[Extracted records]
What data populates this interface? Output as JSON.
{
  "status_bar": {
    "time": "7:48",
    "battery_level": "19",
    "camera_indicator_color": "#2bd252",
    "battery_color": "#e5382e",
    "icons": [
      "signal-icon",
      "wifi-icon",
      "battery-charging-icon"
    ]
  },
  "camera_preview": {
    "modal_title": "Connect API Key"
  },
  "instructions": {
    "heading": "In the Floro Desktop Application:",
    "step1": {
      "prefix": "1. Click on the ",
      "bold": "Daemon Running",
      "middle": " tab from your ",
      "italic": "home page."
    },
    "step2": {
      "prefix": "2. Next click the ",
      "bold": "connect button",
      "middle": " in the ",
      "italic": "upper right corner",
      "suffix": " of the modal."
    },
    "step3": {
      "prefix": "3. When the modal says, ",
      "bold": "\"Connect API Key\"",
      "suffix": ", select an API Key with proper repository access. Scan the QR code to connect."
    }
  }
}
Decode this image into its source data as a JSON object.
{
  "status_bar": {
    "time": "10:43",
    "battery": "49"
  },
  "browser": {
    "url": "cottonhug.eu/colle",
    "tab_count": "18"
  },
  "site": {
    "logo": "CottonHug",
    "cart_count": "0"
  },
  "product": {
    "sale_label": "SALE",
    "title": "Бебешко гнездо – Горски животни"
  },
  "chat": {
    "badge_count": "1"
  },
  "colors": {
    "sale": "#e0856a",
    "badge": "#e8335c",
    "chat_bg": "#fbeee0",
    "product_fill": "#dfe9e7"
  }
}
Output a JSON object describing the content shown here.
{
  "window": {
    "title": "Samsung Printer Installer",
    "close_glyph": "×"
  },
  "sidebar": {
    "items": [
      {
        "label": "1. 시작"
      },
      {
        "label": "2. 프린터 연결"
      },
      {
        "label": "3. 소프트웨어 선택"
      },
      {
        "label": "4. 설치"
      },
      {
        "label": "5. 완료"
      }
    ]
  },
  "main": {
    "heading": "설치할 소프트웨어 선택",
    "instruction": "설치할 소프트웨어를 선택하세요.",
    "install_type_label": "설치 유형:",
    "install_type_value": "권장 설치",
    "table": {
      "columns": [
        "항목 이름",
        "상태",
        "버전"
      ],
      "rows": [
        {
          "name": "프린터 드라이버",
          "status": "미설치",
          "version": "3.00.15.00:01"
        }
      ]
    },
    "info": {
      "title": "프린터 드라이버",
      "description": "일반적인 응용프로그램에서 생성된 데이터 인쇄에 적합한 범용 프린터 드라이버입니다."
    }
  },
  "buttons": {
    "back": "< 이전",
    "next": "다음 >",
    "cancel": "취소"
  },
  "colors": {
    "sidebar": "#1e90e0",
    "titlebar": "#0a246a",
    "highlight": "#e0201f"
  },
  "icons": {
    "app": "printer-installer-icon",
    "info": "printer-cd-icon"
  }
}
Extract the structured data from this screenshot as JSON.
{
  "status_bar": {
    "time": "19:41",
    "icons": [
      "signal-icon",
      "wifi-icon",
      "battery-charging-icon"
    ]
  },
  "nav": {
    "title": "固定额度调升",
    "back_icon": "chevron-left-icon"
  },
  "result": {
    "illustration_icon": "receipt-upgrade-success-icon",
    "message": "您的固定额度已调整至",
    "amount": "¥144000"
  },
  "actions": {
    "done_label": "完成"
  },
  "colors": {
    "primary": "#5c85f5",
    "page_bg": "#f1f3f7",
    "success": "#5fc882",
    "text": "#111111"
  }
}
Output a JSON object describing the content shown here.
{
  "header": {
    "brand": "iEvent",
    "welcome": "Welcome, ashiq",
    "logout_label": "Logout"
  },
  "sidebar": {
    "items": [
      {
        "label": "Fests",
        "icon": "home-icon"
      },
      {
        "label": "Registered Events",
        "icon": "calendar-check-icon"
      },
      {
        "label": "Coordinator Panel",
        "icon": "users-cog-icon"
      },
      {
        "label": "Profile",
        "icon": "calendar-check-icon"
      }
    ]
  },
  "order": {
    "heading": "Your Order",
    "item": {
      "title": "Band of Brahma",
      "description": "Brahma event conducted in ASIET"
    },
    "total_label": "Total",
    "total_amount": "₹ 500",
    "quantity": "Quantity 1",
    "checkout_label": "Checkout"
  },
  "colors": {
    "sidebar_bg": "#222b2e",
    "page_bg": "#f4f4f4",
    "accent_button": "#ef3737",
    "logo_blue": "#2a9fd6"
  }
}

[EXERCISE OBJECTIVE] Find "from". Copy every line it occurs in.

[RESULT OF THIS TASK]
      "middle": " tab from your ",
Extract the structured data from this screenshot as JSON.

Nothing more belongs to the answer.